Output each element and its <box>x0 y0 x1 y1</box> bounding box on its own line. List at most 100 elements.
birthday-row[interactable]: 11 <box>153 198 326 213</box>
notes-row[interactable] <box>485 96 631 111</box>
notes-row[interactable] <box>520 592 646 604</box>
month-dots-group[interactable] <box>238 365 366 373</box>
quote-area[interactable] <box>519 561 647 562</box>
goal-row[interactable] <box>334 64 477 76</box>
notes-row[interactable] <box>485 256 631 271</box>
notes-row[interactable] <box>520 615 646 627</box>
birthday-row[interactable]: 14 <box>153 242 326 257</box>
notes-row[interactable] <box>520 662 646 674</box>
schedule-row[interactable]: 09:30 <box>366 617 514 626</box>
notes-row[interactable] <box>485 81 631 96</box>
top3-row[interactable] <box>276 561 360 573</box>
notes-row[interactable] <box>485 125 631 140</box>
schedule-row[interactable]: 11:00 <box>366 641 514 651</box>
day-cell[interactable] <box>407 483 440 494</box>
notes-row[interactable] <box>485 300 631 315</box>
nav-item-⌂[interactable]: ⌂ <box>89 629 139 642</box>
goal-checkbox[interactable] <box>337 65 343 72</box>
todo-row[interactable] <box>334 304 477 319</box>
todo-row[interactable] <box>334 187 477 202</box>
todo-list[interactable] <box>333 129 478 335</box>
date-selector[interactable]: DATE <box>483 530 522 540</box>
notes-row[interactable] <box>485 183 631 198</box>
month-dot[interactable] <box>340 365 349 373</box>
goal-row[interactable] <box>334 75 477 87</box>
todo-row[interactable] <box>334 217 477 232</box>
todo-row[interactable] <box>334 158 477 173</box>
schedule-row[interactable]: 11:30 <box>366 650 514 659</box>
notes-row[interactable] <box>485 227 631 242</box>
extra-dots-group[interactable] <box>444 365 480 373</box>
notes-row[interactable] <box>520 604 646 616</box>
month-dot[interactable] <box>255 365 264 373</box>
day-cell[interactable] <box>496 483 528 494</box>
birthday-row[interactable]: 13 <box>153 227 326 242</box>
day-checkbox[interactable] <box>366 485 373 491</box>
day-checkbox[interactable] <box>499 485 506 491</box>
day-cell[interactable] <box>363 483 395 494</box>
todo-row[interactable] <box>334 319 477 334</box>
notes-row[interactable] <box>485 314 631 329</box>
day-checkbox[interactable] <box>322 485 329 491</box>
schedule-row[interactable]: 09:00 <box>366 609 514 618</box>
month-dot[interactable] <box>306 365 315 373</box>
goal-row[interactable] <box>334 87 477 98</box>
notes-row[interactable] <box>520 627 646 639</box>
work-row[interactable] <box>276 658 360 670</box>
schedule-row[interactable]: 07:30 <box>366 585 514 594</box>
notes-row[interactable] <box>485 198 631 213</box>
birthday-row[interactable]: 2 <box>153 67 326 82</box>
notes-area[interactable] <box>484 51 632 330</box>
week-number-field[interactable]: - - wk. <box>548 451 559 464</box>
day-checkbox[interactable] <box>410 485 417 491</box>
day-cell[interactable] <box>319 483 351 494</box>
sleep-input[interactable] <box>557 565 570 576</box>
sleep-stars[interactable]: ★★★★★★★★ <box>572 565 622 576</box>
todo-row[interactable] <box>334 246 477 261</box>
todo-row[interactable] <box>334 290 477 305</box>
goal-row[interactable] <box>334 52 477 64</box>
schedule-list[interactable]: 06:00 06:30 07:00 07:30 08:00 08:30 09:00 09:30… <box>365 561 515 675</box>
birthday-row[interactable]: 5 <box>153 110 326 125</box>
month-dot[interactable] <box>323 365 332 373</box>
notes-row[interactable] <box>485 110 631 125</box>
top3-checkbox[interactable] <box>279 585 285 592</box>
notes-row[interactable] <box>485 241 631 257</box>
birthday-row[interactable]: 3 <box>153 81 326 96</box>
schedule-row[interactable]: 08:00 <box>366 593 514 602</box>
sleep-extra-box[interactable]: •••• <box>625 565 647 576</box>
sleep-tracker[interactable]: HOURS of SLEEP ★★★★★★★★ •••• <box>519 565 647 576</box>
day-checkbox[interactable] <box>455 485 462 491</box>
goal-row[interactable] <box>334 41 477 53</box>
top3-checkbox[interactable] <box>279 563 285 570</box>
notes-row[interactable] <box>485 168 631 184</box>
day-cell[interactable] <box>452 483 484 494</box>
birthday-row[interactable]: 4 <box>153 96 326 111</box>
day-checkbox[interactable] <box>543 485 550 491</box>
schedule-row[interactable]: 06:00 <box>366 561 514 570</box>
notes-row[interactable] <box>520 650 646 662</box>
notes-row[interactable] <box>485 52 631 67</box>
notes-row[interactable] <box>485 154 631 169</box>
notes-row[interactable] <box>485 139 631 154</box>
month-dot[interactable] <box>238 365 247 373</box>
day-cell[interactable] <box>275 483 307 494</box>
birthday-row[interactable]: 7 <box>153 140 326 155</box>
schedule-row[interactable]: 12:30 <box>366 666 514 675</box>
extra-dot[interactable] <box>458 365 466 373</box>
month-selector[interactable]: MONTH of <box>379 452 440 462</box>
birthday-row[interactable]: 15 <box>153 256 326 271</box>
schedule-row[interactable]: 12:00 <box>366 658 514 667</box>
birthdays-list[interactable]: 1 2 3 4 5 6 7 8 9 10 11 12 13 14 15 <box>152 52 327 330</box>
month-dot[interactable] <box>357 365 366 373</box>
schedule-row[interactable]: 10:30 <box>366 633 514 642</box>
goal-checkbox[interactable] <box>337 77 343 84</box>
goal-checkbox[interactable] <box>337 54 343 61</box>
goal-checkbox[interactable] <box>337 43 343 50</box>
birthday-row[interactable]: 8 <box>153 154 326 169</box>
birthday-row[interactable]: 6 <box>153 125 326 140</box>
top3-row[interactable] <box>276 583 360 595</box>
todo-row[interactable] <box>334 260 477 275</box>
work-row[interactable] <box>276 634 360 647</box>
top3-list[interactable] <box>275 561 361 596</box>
= = =
### Short problem
Show every line of the rows above that contains the string "todo".

### Complete response
todo-row[interactable] <box>334 304 477 319</box>
todo-row[interactable] <box>334 187 477 202</box>
todo-list[interactable] <box>333 129 478 335</box>
todo-row[interactable] <box>334 217 477 232</box>
todo-row[interactable] <box>334 158 477 173</box>
todo-row[interactable] <box>334 319 477 334</box>
todo-row[interactable] <box>334 246 477 261</box>
todo-row[interactable] <box>334 290 477 305</box>
todo-row[interactable] <box>334 260 477 275</box>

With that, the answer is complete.